Problem description
Copy out all of the material exactly as presented.

(Data excerpts)
________________

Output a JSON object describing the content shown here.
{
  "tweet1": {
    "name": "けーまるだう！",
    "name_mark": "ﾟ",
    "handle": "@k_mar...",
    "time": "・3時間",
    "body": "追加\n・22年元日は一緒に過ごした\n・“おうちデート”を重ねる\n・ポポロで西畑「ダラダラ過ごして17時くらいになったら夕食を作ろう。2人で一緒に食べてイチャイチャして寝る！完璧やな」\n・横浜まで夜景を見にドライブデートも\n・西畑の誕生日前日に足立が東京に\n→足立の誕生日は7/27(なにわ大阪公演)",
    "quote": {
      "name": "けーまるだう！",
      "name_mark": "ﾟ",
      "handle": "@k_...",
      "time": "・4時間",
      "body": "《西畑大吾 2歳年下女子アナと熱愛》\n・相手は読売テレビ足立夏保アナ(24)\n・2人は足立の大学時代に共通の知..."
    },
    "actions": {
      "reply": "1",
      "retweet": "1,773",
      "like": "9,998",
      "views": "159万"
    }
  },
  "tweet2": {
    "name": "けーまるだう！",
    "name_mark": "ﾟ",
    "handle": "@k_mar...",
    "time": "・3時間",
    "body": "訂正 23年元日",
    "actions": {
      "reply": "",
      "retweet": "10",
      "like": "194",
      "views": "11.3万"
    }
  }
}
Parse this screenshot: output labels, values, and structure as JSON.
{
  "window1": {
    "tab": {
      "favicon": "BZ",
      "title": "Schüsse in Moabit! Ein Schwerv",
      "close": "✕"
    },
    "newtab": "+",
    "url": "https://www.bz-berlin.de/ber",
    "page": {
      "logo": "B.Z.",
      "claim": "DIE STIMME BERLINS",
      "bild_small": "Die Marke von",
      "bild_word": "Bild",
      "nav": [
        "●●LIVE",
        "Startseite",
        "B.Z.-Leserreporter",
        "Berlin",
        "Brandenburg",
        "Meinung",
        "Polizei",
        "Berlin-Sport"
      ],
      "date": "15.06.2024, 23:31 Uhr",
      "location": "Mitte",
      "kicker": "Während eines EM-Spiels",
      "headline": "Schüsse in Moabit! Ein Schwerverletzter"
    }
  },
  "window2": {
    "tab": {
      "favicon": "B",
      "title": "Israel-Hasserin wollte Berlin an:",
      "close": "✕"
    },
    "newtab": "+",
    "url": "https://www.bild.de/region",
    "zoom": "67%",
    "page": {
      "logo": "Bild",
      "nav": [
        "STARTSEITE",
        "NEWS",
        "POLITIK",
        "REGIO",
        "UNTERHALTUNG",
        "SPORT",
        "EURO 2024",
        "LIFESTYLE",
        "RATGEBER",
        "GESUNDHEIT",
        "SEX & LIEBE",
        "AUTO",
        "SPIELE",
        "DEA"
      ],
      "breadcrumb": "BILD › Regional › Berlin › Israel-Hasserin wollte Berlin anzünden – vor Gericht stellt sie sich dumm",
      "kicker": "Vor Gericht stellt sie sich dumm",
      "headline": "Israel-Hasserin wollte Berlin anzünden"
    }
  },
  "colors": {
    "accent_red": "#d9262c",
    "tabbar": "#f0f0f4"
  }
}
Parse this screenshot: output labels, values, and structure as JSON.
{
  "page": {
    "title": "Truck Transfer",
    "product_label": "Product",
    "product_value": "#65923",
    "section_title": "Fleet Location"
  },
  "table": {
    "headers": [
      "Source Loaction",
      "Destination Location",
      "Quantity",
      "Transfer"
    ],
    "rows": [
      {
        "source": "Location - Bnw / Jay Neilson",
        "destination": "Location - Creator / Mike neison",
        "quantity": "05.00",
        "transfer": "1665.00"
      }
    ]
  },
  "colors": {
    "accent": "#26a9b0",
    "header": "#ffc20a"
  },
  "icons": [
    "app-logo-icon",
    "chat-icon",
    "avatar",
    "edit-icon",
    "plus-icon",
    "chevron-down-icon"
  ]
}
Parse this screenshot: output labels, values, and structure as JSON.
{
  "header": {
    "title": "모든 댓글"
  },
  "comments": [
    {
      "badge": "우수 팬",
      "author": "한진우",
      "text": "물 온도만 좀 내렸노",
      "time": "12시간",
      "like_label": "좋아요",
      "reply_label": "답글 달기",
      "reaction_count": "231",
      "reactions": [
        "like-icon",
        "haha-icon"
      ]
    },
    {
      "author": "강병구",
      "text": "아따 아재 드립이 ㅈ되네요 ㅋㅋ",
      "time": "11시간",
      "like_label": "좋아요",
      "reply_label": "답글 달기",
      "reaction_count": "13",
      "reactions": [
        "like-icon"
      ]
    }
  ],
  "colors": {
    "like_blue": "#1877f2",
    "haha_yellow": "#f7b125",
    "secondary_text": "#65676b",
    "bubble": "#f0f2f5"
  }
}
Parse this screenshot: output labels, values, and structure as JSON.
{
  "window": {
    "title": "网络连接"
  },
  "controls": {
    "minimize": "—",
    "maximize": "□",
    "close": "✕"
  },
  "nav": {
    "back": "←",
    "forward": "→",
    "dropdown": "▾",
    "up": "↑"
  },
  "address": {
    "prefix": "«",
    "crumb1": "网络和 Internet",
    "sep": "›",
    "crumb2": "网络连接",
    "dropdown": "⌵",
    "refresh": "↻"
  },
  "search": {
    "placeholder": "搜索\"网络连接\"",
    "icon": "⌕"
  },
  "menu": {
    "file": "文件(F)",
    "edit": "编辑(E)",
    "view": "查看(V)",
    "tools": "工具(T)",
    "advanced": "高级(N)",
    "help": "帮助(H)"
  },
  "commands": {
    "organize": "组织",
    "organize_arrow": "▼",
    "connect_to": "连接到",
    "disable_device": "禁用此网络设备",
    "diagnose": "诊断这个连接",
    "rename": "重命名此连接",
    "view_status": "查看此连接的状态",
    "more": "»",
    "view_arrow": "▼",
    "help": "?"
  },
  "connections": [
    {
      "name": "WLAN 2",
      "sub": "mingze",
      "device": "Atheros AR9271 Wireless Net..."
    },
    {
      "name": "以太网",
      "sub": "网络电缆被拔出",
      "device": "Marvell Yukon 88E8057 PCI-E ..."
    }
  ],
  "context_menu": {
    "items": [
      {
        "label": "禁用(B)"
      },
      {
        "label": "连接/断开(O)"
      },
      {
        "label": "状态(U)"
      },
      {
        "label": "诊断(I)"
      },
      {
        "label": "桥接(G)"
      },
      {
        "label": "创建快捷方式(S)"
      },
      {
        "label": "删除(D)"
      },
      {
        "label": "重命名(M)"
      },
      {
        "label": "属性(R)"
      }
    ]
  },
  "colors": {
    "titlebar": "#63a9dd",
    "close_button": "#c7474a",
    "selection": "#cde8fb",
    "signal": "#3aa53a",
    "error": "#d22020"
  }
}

________________

Written response
Output a JSON object describing the content shown here.
{
  "tweet1": {
    "name": "けーまるだう！",
    "name_mark": "ﾟ",
    "handle": "@k_mar...",
    "time": "・3時間",
    "body": "追加\n・22年元日は一緒に過ごした\n・“おうちデート”を重ねる\n・ポポロで西畑「ダラダラ過ごして17時くらいになったら夕食を作ろう。2人で一緒に食べてイチャイチャして寝る！完璧やな」\n・横浜まで夜景を見にドライブデートも\n・西畑の誕生日前日に足立が東京に\n→足立の誕生日は7/27(なにわ大阪公演)",
    "quote": {
      "name": "けーまるだう！",
      "name_mark": "ﾟ",
      "handle": "@k_...",
      "time": "・4時間",
      "body": "《西畑大吾 2歳年下女子アナと熱愛》\n・相手は読売テレビ足立夏保アナ(24)\n・2人は足立の大学時代に共通の知..."
    },
    "actions": {
      "reply": "1",
      "retweet": "1,773",
      "like": "9,998",
      "views": "159万"
    }
  },
  "tweet2": {
    "name": "けーまるだう！",
    "name_mark": "ﾟ",
    "handle": "@k_mar...",
    "time": "・3時間",
    "body": "訂正 23年元日",
    "actions": {
      "reply": "",
      "retweet": "10",
      "like": "194",
      "views": "11.3万"
    }
  }
}
Parse this screenshot: output labels, values, and structure as JSON.
{
  "window1": {
    "tab": {
      "favicon": "BZ",
      "title": "Schüsse in Moabit! Ein Schwerv",
      "close": "✕"
    },
    "newtab": "+",
    "url": "https://www.bz-berlin.de/ber",
    "page": {
      "logo": "B.Z.",
      "claim": "DIE STIMME BERLINS",
      "bild_small": "Die Marke von",
      "bild_word": "Bild",
      "nav": [
        "●●LIVE",
        "Startseite",
        "B.Z.-Leserreporter",
        "Berlin",
        "Brandenburg",
        "Meinung",
        "Polizei",
        "Berlin-Sport"
      ],
      "date": "15.06.2024, 23:31 Uhr",
      "location": "Mitte",
      "kicker": "Während eines EM-Spiels",
      "headline": "Schüsse in Moabit! Ein Schwerverletzter"
    }
  },
  "window2": {
    "tab": {
      "favicon": "B",
      "title": "Israel-Hasserin wollte Berlin an:",
      "close": "✕"
    },
    "newtab": "+",
    "url": "https://www.bild.de/region",
    "zoom": "67%",
    "page": {
      "logo": "Bild",
      "nav": [
        "STARTSEITE",
        "NEWS",
        "POLITIK",
        "REGIO",
        "UNTERHALTUNG",
        "SPORT",
        "EURO 2024",
        "LIFESTYLE",
        "RATGEBER",
        "GESUNDHEIT",
        "SEX & LIEBE",
        "AUTO",
        "SPIELE",
        "DEA"
      ],
      "breadcrumb": "BILD › Regional › Berlin › Israel-Hasserin wollte Berlin anzünden – vor Gericht stellt sie sich dumm",
      "kicker": "Vor Gericht stellt sie sich dumm",
      "headline": "Israel-Hasserin wollte Berlin anzünden"
    }
  },
  "colors": {
    "accent_red": "#d9262c",
    "tabbar": "#f0f0f4"
  }
}
Parse this screenshot: output labels, values, and structure as JSON.
{
  "page": {
    "title": "Truck Transfer",
    "product_label": "Product",
    "product_value": "#65923",
    "section_title": "Fleet Location"
  },
  "table": {
    "headers": [
      "Source Loaction",
      "Destination Location",
      "Quantity",
      "Transfer"
    ],
    "rows": [
      {
        "source": "Location - Bnw / Jay Neilson",
        "destination": "Location - Creator / Mike neison",
        "quantity": "05.00",
        "transfer": "1665.00"
      }
    ]
  },
  "colors": {
    "accent": "#26a9b0",
    "header": "#ffc20a"
  },
  "icons": [
    "app-logo-icon",
    "chat-icon",
    "avatar",
    "edit-icon",
    "plus-icon",
    "chevron-down-icon"
  ]
}
Parse this screenshot: output labels, values, and structure as JSON.
{
  "header": {
    "title": "모든 댓글"
  },
  "comments": [
    {
      "badge": "우수 팬",
      "author": "한진우",
      "text": "물 온도만 좀 내렸노",
      "time": "12시간",
      "like_label": "좋아요",
      "reply_label": "답글 달기",
      "reaction_count": "231",
      "reactions": [
        "like-icon",
        "haha-icon"
      ]
    },
    {
      "author": "강병구",
      "text": "아따 아재 드립이 ㅈ되네요 ㅋㅋ",
      "time": "11시간",
      "like_label": "좋아요",
      "reply_label": "답글 달기",
      "reaction_count": "13",
      "reactions": [
        "like-icon"
      ]
    }
  ],
  "colors": {
    "like_blue": "#1877f2",
    "haha_yellow": "#f7b125",
    "secondary_text": "#65676b",
    "bubble": "#f0f2f5"
  }
}
Parse this screenshot: output labels, values, and structure as JSON.
{
  "window": {
    "title": "网络连接"
  },
  "controls": {
    "minimize": "—",
    "maximize": "□",
    "close": "✕"
  },
  "nav": {
    "back": "←",
    "forward": "→",
    "dropdown": "▾",
    "up": "↑"
  },
  "address": {
    "prefix": "«",
    "crumb1": "网络和 Internet",
    "sep": "›",
    "crumb2": "网络连接",
    "dropdown": "⌵",
    "refresh": "↻"
  },
  "search": {
    "placeholder": "搜索\"网络连接\"",
    "icon": "⌕"
  },
  "menu": {
    "file": "文件(F)",
    "edit": "编辑(E)",
    "view": "查看(V)",
    "tools": "工具(T)",
    "advanced": "高级(N)",
    "help": "帮助(H)"
  },
  "commands": {
    "organize": "组织",
    "organize_arrow": "▼",
    "connect_to": "连接到",
    "disable_device": "禁用此网络设备",
    "diagnose": "诊断这个连接",
    "rename": "重命名此连接",
    "view_status": "查看此连接的状态",
    "more": "»",
    "view_arrow": "▼",
    "help": "?"
  },
  "connections": [
    {
      "name": "WLAN 2",
      "sub": "mingze",
      "device": "Atheros AR9271 Wireless Net..."
    },
    {
      "name": "以太网",
      "sub": "网络电缆被拔出",
      "device": "Marvell Yukon 88E8057 PCI-E ..."
    }
  ],
  "context_menu": {
    "items": [
      {
        "label": "禁用(B)"
      },
      {
        "label": "连接/断开(O)"
      },
      {
        "label": "状态(U)"
      },
      {
        "label": "诊断(I)"
      },
      {
        "label": "桥接(G)"
      },
      {
        "label": "创建快捷方式(S)"
      },
      {
        "label": "删除(D)"
      },
      {
        "label": "重命名(M)"
      },
      {
        "label": "属性(R)"
      }
    ]
  },
  "colors": {
    "titlebar": "#63a9dd",
    "close_button": "#c7474a",
    "selection": "#cde8fb",
    "signal": "#3aa53a",
    "error": "#d22020"
  }
}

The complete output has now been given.